— begin DATASET ENTRIES —
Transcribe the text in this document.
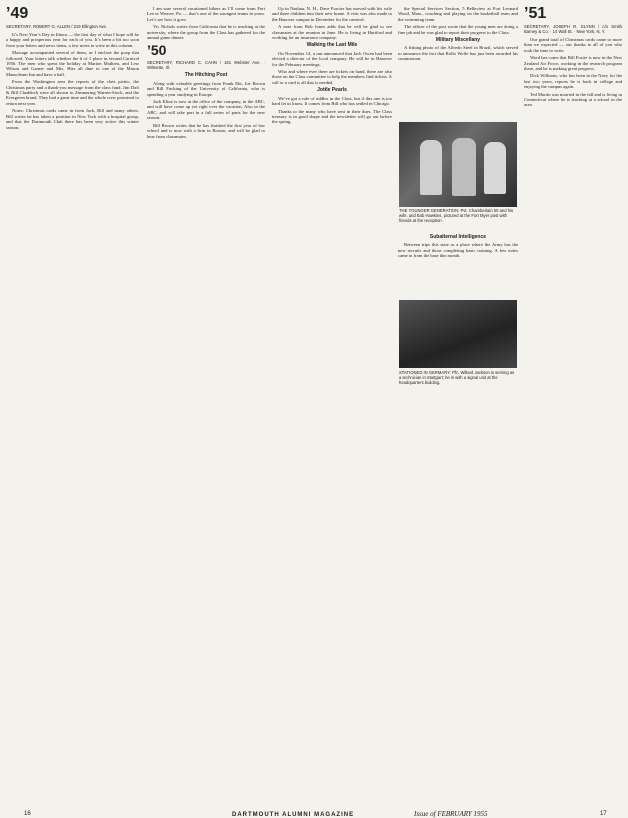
’49
SECRETARY, ROBERT G. ALLEN / 219 Ellington Ave.

It’s New Year’s Day in Ithaca — the first day of what I hope will be a happy and prosperous year for each of you. It’s been a bit too soon from your letters and news items, a few notes to write in this column.

Massage accompanied several of them, as I enclose the poop that followed. Your letters talk whether the # of 1 place in second Carnival 1956. The men who spent the holiday at Marion Mathieu, and Lew Wilson and Garner and Mrs. Hier all dine to one of the Mason Mausoleum Inn and have a ball.

From the Washington area the reports of the class picnic, the Christmas party and a thank-you message from the class fund. Jim Daft & Bill Chaddock were all shown to Zimmering Warren-Stock, and the Evergreen brand. They had a great time and the whole crew promised to return next year.

Notes: Christmas cards came in from Jack, Bill and many others. Bill writes he has taken a position in New York with a hospital group, and that the Dartmouth Club there has been very active this winter season.

I am sure several vacationed hikers as I’ll come from Fort Lee or Weaver, Pa. — that’s one of the strongest teams in years. Let’s see how it goes.

Vic Nichols writes from California that he is teaching at the university, where the group from the Class has gathered for the annual game dinner.

’50
SECRETARY, RICHARD C. CAHN / 161 Webster Ave. · Wilmette, Ill.
The Hitching Post

Along with valuable greetings from Frank Ebi, Joe Brown and Bill Fucking of the University of California, who is spending a year studying in Europe.

Jack Kline is now at the office of the company, in the ABC, and will have come up yet right over the vacation. Also in the ABC, and will take part in a full series of parts for the new season.

Bill Brown writes that he has finished the first year of law school and is now with a firm in Boston, and will be glad to hear from classmates.

Up in Nashua, N. H., Dave Forcier has moved with his wife and three children into their new home. A visit was also made to the Hanover campus in December for the carnival.

A note from Bob Jones adds that he will be glad to see classmates at the reunion in June. He is living in Hartford and working for an insurance company.

Walking the Last Mile

On November 14, a run announced that Jack Owen had been elected a director of the local company. He will be in Hanover for the February meetings.

Who and where ever there are tickets on hand, there are also those on the Class committee to help the members find tickets. A call or a card is all that is needed.

Jottle Pearls

We’ve got a rule of riddles in the Class, but if this one is too hard let us know. It comes from Bill who has settled in Chicago.

Thanks to the many who have sent in their dues. The Class treasury is in good shape and the newsletter will go out before the spring.

the Special Services Section, 5 Belleview at Fort Leonard Wood, Mass., coaching and playing on the basketball team and the swimming team.

The officer of the post wrote that the young men are doing a fine job and he was glad to report their progress to the Class.

Military Miscellany

A fishing photo of the Alfredo Steel in Brazil, which served to announce the fact that Rollo Wolfe has just been awarded his commission.

THE YOUNGER GENERATION: Pvt. Chamberlain 50 and his wife, and Bob Hawkins, pictured at the Fort Myer post with friends at the reception.
Subalternal Intelligence

Between trips this state as a place where the Army has the new recruits and those completing basic training. A few notes came in from the base this month.

STATIONED IN GERMANY: Pfc. Willard Jackson is serving as a technician in Stuttgart; he is with a signal unit at the headquarters building.
’51
SECRETARY, JOSEPH R. GLYNN / c/o Smith Barney & Co. · 14 Wall St. · New York, N. Y.

Our grand total of Christmas cards came to more than we expected — our thanks to all of you who took the time to write.

Word has come that Bill Foster is now in the New Zealand Air Force, working in the research program there, and he is making great progress.

Dick Williams, who has been in the Navy for the last two years, reports he is back in college and enjoying the campus again.

Ted Martin was married in the fall and is living in Connecticut where he is teaching at a school in the area.

16	DARTMOUTH ALUMNI MAGAZINE	Issue of FEBRUARY 1955	17
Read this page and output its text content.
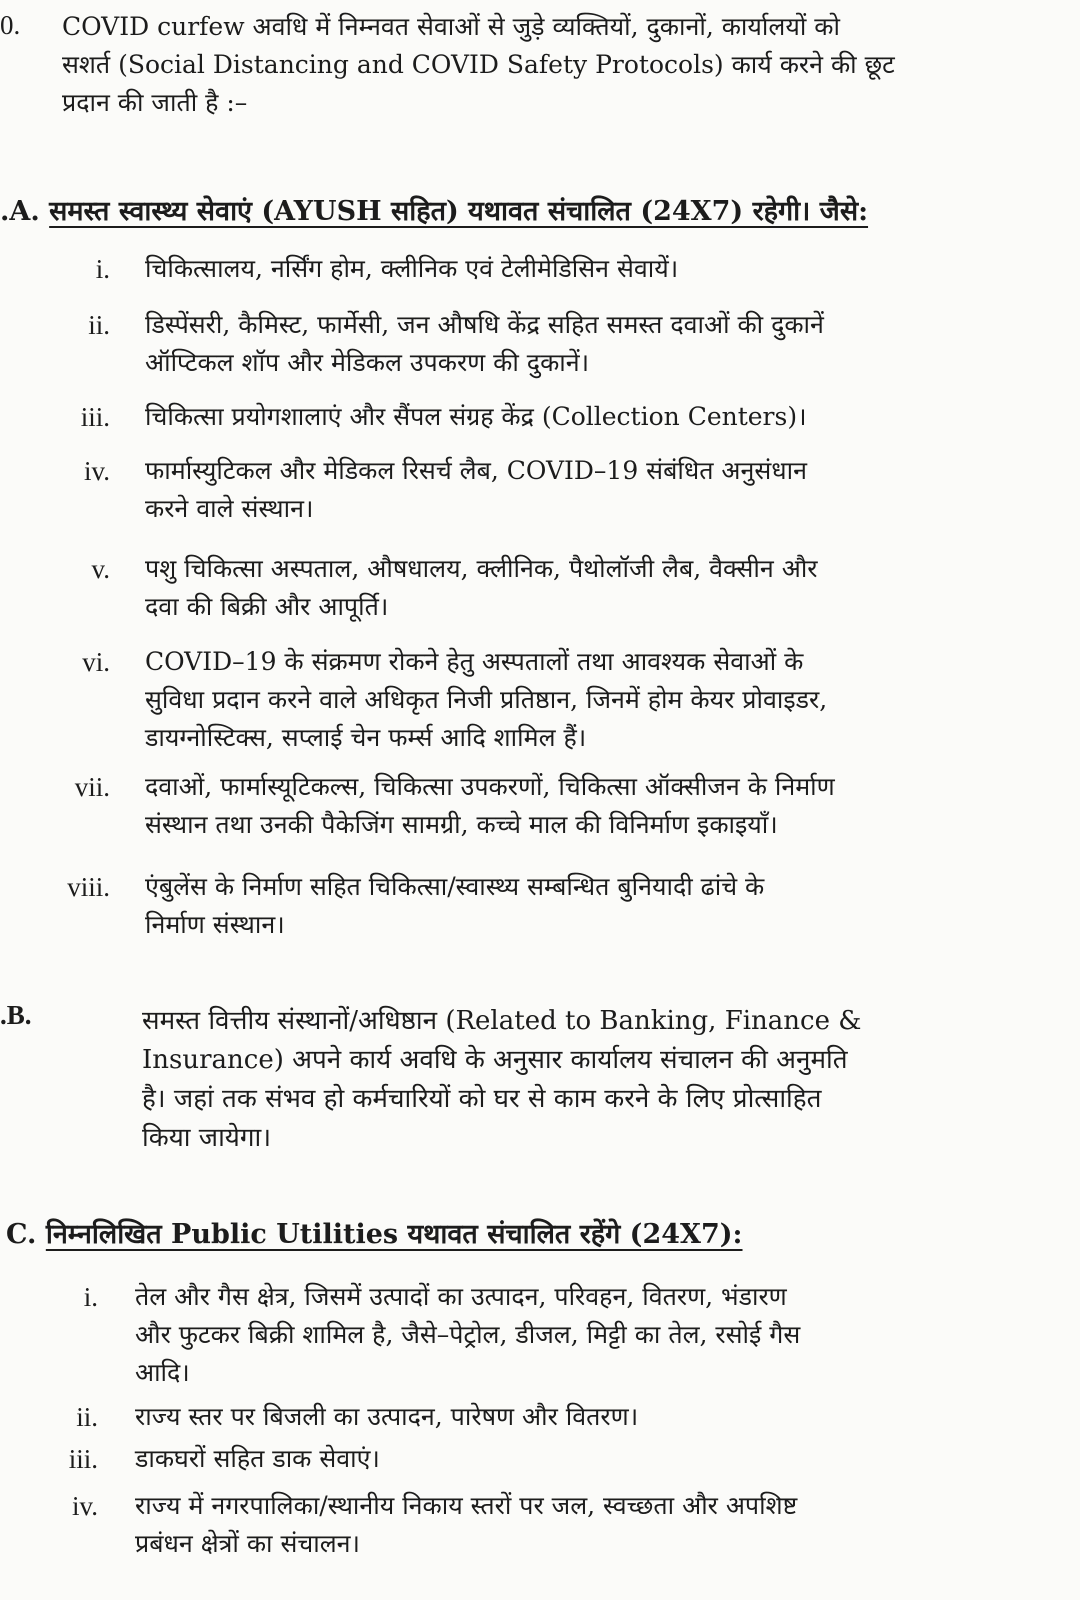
0. COVID curfew अवधि में निम्नवत सेवाओं से जुड़े व्यक्तियों, दुकानों, कार्यालयों को
सशर्त (Social Distancing and COVID Safety Protocols) कार्य करने की छूट
प्रदान की जाती है :–
.A. समस्त स्वास्थ्य सेवाएं (AYUSH सहित) यथावत संचालित (24X7) रहेगी। जैसे:
i. चिकित्सालय, नर्सिंग होम, क्लीनिक एवं टेलीमेडिसिन सेवायें।
ii. डिस्पेंसरी, कैमिस्ट, फार्मेसी, जन औषधि केंद्र सहित समस्त दवाओं की दुकानें
ऑप्टिकल शॉप और मेडिकल उपकरण की दुकानें।
iii. चिकित्सा प्रयोगशालाएं और सैंपल संग्रह केंद्र (Collection Centers)।
iv. फार्मास्युटिकल और मेडिकल रिसर्च लैब, COVID–19 संबंधित अनुसंधान
करने वाले संस्थान।
v. पशु चिकित्सा अस्पताल, औषधालय, क्लीनिक, पैथोलॉजी लैब, वैक्सीन और
दवा की बिक्री और आपूर्ति।
vi. COVID–19 के संक्रमण रोकने हेतु अस्पतालों तथा आवश्यक सेवाओं के
सुविधा प्रदान करने वाले अधिकृत निजी प्रतिष्ठान, जिनमें होम केयर प्रोवाइडर,
डायग्नोस्टिक्स, सप्लाई चेन फर्म्स आदि शामिल हैं।
vii. दवाओं, फार्मास्यूटिकल्स, चिकित्सा उपकरणों, चिकित्सा ऑक्सीजन के निर्माण
संस्थान तथा उनकी पैकेजिंग सामग्री, कच्चे माल की विनिर्माण इकाइयाँ।
viii. एंबुलेंस के निर्माण सहित चिकित्सा/स्वास्थ्य सम्बन्धित बुनियादी ढांचे के
निर्माण संस्थान।
.B.	समस्त वित्तीय संस्थानों/अधिष्ठान (Related to Banking, Finance &
Insurance) अपने कार्य अवधि के अनुसार कार्यालय संचालन की अनुमति
है। जहां तक संभव हो कर्मचारियों को घर से काम करने के लिए प्रोत्साहित
किया जायेगा।
C. निम्नलिखित Public Utilities यथावत संचालित रहेंगे (24X7):
i. तेल और गैस क्षेत्र, जिसमें उत्पादों का उत्पादन, परिवहन, वितरण, भंडारण
और फुटकर बिक्री शामिल है, जैसे–पेट्रोल, डीजल, मिट्टी का तेल, रसोई गैस
आदि।
ii. राज्य स्तर पर बिजली का उत्पादन, पारेषण और वितरण।
iii. डाकघरों सहित डाक सेवाएं।
iv. राज्य में नगरपालिका/स्थानीय निकाय स्तरों पर जल, स्वच्छता और अपशिष्ट
प्रबंधन क्षेत्रों का संचालन।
— end DATASET ENTRIES —
DIRECTION ->
Repeat each record exactly, with the pictures left out.

ANSWER TO THIS EXERCISE ->
Transcribe the text in this document.
’49
SECRETARY, ROBERT G. ALLEN / 219 Ellington Ave.

It’s New Year’s Day in Ithaca — the first day of what I hope will be a happy and prosperous year for each of you. It’s been a bit too soon from your letters and news items, a few notes to write in this column.

Massage accompanied several of them, as I enclose the poop that followed. Your letters talk whether the # of 1 place in second Carnival 1956. The men who spent the holiday at Marion Mathieu, and Lew Wilson and Garner and Mrs. Hier all dine to one of the Mason Mausoleum Inn and have a ball.

From the Washington area the reports of the class picnic, the Christmas party and a thank-you message from the class fund. Jim Daft & Bill Chaddock were all shown to Zimmering Warren-Stock, and the Evergreen brand. They had a great time and the whole crew promised to return next year.

Notes: Christmas cards came in from Jack, Bill and many others. Bill writes he has taken a position in New York with a hospital group, and that the Dartmouth Club there has been very active this winter season.

I am sure several vacationed hikers as I’ll come from Fort Lee or Weaver, Pa. — that’s one of the strongest teams in years. Let’s see how it goes.

Vic Nichols writes from California that he is teaching at the university, where the group from the Class has gathered for the annual game dinner.

’50
SECRETARY, RICHARD C. CAHN / 161 Webster Ave. · Wilmette, Ill.
The Hitching Post

Along with valuable greetings from Frank Ebi, Joe Brown and Bill Fucking of the University of California, who is spending a year studying in Europe.

Jack Kline is now at the office of the company, in the ABC, and will have come up yet right over the vacation. Also in the ABC, and will take part in a full series of parts for the new season.

Bill Brown writes that he has finished the first year of law school and is now with a firm in Boston, and will be glad to hear from classmates.

Up in Nashua, N. H., Dave Forcier has moved with his wife and three children into their new home. A visit was also made to the Hanover campus in December for the carnival.

A note from Bob Jones adds that he will be glad to see classmates at the reunion in June. He is living in Hartford and working for an insurance company.

Walking the Last Mile

On November 14, a run announced that Jack Owen had been elected a director of the local company. He will be in Hanover for the February meetings.

Who and where ever there are tickets on hand, there are also those on the Class committee to help the members find tickets. A call or a card is all that is needed.

Jottle Pearls

We’ve got a rule of riddles in the Class, but if this one is too hard let us know. It comes from Bill who has settled in Chicago.

Thanks to the many who have sent in their dues. The Class treasury is in good shape and the newsletter will go out before the spring.

the Special Services Section, 5 Belleview at Fort Leonard Wood, Mass., coaching and playing on the basketball team and the swimming team.

The officer of the post wrote that the young men are doing a fine job and he was glad to report their progress to the Class.

Military Miscellany

A fishing photo of the Alfredo Steel in Brazil, which served to announce the fact that Rollo Wolfe has just been awarded his commission.

THE YOUNGER GENERATION: Pvt. Chamberlain 50 and his wife, and Bob Hawkins, pictured at the Fort Myer post with friends at the reception.
Subalternal Intelligence

Between trips this state as a place where the Army has the new recruits and those completing basic training. A few notes came in from the base this month.

STATIONED IN GERMANY: Pfc. Willard Jackson is serving as a technician in Stuttgart; he is with a signal unit at the headquarters building.
’51
SECRETARY, JOSEPH R. GLYNN / c/o Smith Barney & Co. · 14 Wall St. · New York, N. Y.

Our grand total of Christmas cards came to more than we expected — our thanks to all of you who took the time to write.

Word has come that Bill Foster is now in the New Zealand Air Force, working in the research program there, and he is making great progress.

Dick Williams, who has been in the Navy for the last two years, reports he is back in college and enjoying the campus again.

Ted Martin was married in the fall and is living in Connecticut where he is teaching at a school in the area.

16	DARTMOUTH ALUMNI MAGAZINE	Issue of FEBRUARY 1955	17
Read this page and output its text content.
0. COVID curfew अवधि में निम्नवत सेवाओं से जुड़े व्यक्तियों, दुकानों, कार्यालयों को
सशर्त (Social Distancing and COVID Safety Protocols) कार्य करने की छूट
प्रदान की जाती है :–
.A. समस्त स्वास्थ्य सेवाएं (AYUSH सहित) यथावत संचालित (24X7) रहेगी। जैसे:
i. चिकित्सालय, नर्सिंग होम, क्लीनिक एवं टेलीमेडिसिन सेवायें।
ii. डिस्पेंसरी, कैमिस्ट, फार्मेसी, जन औषधि केंद्र सहित समस्त दवाओं की दुकानें
ऑप्टिकल शॉप और मेडिकल उपकरण की दुकानें।
iii. चिकित्सा प्रयोगशालाएं और सैंपल संग्रह केंद्र (Collection Centers)।
iv. फार्मास्युटिकल और मेडिकल रिसर्च लैब, COVID–19 संबंधित अनुसंधान
करने वाले संस्थान।
v. पशु चिकित्सा अस्पताल, औषधालय, क्लीनिक, पैथोलॉजी लैब, वैक्सीन और
दवा की बिक्री और आपूर्ति।
vi. COVID–19 के संक्रमण रोकने हेतु अस्पतालों तथा आवश्यक सेवाओं के
सुविधा प्रदान करने वाले अधिकृत निजी प्रतिष्ठान, जिनमें होम केयर प्रोवाइडर,
डायग्नोस्टिक्स, सप्लाई चेन फर्म्स आदि शामिल हैं।
vii. दवाओं, फार्मास्यूटिकल्स, चिकित्सा उपकरणों, चिकित्सा ऑक्सीजन के निर्माण
संस्थान तथा उनकी पैकेजिंग सामग्री, कच्चे माल की विनिर्माण इकाइयाँ।
viii. एंबुलेंस के निर्माण सहित चिकित्सा/स्वास्थ्य सम्बन्धित बुनियादी ढांचे के
निर्माण संस्थान।
.B.	समस्त वित्तीय संस्थानों/अधिष्ठान (Related to Banking, Finance &
Insurance) अपने कार्य अवधि के अनुसार कार्यालय संचालन की अनुमति
है। जहां तक संभव हो कर्मचारियों को घर से काम करने के लिए प्रोत्साहित
किया जायेगा।
C. निम्नलिखित Public Utilities यथावत संचालित रहेंगे (24X7):
i. तेल और गैस क्षेत्र, जिसमें उत्पादों का उत्पादन, परिवहन, वितरण, भंडारण
और फुटकर बिक्री शामिल है, जैसे–पेट्रोल, डीजल, मिट्टी का तेल, रसोई गैस
आदि।
ii. राज्य स्तर पर बिजली का उत्पादन, पारेषण और वितरण।
iii. डाकघरों सहित डाक सेवाएं।
iv. राज्य में नगरपालिका/स्थानीय निकाय स्तरों पर जल, स्वच्छता और अपशिष्ट
प्रबंधन क्षेत्रों का संचालन।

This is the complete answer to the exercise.